Texto -
++++++++


–¿Y cuál de ellas aborda en esta novela?

–Ya se verá en la novela de cuál hablo. Sí que está de fondo y también las cuestiones esenciales de la vida como el amor, la amistad, tener un propósito en la vida, nunca pasa de moda.

–Cuestiones importantes que en tiempo de pandemia se han puesto en valor.

–Yo creo que más. Había cosas que no apreciábamos y efectivamente con todo esto que estamos viviendo se están apreciando un poco más.

–También hay humor e ironía en esta novela.

–Ironía, más bien ironía. De hecho el jurado destaca, al margen de los diversos temas que toco, la ironía con la que están escritos los textos. Todas mis novelas, quizás menos “Los Guardianes invisibles”, tienen un toque de humor, pero sobre todo de ironía. Hay que leer los textos y los relatos en algunos casos como en “Culos” con ironía, porque si no, no tiene sentido. Es algo muy natural. Incluso sin querer a veces cuando hablo lo hago con ironía.

–¿Qué cree que define su novela?

–Es actual. Está basada en el siglo XVI pero aborda cuestiones esenciales que no dejan de estar de actualidad. También la filosofía de Platón, el mito de la Caverna. Es una alegoría de la debilidad de nuestro pensamiento. Por ejemplo esas sombras que a veces son nuestros propios prejuicios. Hay mucho farsante y ese tema también se toca. En la actualidad, queda claro que en la política, en la religión, los farsantes nos proyectan esas sombras que nos quieren encadenar a sus ideales. Todo esto lo comenta el protagonista. Aquí hay mucha leyenda, mezclada con la imaginación del autor. Está también la filosofía de Diógenes y por supuesto muchos pasajes, con mucha ironía, de la Biblia. Yo imagino que el Vaticano no me va a hacer hijo predilecto, si lee este libro. La verdad es que creo que la Biblia es el mejor libro de aventuras que se ha escrito en la vida. Hay un derroche de imaginación increíble. Algunos pasajes aparecen con mucha ironía.

–Antes de esta novela ha esta inmerso en otro proyecto de literatura infantil con “Guardianes Invisibles”, galardonada con premios internacionales. ¿Cómo ha sido esta experiencia en México?

–Ha ido muy bien. Entraba dentro del plan lector del Gobierno de Méjico. A través de la editorial Edebé hizo un concurso y los libros ganadores van a las escuelas de Méjico. Concretamente este libro era para edades comprendidas entre 8 y 12 años.

++++++++

Actividades -
(a) Responde en una línea cada pregunta con datos de la entrevista:
(i) ¿En qué siglo está basada la novela?
(ii) ¿Qué destaca el jurado, al margen de los diversos temas?
(iii) ¿A través de qué editorial se hizo el concurso en Méjico?
(b) Enumera las cuestiones esenciales de la vida que, según la entrevista, están de fondo en la novela.
(c) Retoma la entrevista sobre la novela y continúala a partir de su última respuesta.
Las líneas siguientes son material independiente de la entrevista.

++++++++

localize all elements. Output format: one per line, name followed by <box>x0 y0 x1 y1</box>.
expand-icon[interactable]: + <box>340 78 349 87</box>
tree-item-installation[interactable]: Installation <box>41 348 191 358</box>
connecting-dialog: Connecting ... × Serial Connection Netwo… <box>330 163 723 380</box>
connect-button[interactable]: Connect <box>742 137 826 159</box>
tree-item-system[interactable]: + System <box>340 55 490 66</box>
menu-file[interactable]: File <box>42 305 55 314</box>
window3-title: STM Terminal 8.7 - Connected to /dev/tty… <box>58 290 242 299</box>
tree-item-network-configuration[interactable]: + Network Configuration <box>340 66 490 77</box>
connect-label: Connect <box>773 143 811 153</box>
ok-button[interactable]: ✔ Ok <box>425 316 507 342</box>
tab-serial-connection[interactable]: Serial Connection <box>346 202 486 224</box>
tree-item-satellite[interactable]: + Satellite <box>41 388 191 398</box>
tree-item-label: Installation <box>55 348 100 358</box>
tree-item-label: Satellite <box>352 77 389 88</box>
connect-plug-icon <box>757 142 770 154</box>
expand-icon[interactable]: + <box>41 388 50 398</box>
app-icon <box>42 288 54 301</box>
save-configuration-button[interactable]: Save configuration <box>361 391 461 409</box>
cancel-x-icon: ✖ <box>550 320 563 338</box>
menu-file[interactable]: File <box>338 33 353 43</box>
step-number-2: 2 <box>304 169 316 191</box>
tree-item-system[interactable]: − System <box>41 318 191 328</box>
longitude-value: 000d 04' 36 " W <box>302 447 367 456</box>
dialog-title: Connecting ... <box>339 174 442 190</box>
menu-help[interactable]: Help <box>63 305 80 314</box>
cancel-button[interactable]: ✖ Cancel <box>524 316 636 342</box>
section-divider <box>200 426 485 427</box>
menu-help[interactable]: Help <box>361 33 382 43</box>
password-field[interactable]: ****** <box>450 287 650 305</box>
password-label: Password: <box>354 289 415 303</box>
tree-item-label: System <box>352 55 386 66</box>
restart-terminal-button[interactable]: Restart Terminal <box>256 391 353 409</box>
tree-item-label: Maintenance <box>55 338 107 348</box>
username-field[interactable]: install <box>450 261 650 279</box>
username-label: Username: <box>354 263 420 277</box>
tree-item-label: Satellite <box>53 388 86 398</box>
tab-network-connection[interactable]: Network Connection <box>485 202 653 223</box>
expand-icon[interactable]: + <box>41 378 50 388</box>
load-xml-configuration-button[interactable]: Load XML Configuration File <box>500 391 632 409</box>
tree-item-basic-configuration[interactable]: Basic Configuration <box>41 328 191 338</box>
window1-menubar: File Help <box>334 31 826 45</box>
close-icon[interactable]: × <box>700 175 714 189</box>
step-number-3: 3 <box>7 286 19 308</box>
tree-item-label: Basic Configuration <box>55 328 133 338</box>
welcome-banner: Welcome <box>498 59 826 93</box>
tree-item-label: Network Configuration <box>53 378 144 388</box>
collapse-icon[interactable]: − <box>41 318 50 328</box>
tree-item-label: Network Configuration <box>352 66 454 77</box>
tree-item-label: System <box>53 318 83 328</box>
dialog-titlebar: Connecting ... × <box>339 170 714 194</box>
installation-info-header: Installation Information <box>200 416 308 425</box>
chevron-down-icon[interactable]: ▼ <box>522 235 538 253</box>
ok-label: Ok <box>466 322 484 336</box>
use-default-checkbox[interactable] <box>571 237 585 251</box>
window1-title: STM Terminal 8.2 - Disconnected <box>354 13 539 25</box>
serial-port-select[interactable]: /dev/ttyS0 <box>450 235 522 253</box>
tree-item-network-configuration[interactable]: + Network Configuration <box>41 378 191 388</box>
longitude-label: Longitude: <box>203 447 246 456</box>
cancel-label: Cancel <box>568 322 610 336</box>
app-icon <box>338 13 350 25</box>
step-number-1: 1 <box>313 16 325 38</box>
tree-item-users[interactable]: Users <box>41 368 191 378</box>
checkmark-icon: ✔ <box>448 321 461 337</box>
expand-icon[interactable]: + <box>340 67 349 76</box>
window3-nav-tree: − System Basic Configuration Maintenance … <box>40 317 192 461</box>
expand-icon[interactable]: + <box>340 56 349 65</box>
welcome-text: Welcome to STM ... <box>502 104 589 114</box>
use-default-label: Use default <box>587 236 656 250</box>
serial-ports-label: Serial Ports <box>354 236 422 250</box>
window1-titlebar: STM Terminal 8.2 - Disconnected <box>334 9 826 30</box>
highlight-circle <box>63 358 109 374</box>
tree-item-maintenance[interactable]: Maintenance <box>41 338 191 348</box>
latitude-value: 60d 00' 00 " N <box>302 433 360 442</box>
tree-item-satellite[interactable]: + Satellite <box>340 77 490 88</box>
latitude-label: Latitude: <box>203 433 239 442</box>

++++++++

Resultados -
(a)
(i) En el siglo XVI.
(ii) La ironía con la que están escritos los textos.
(iii) A través de la editorial Edebé.

(b) El amor, la amistad y tener un propósito en la vida.

(c)
–¿Con la intención de editarlo en España?

–Esa es la idea. Lo que pasa que en medio se ha cruzado ahora este premio y de momento está aplazado a la espera. Además es un libro que ha gustado bastante. En Méjico se presentaron más de 200 novelas y ganó, sí que gustó.

–¿Qué supone recibir premios por el trabajo realizado?

–Un reconocimiento a lo que escribes. Yo hasta ahora no me había presentado a concursos. Escribía algo, se lo enviaba a la editorial, lo publicaba y ya está. Pero la verdad es que he tenido suerte porque las dos novelas que he presentado a concurso han ganado un premio.

–¿Es un escritor al que le gusta aprovechar el momento de inspiración o por el contrario es más metódico en su elaboración?

–Metódico. Cuando estoy escribiendo una novela lo que hago es procurar todos los días escribir algo para no perder el hilo de lo que estoy escribiendo. Cuando escribo es como si tuviera conectadas varias antenas en mi cabeza que recogen todo, un gesto, una palabra, un movimiento. Todos los días tengo que escribir. La inspiración yo creo que es más para los poetas. La inspiración a mí también me pilla trabajando.

–¿En estos momentos de pandemia el trabajo de escribir se ha visto fortalecido o ha sido igual?

–Exactamente igual. Yo coincidió que en cuarentena estaba escribiendo una novela y sí que tuve algo más de tiempo pero no cambié nada.

–¿La novela ya está a la venta en librerías y de modo virtual?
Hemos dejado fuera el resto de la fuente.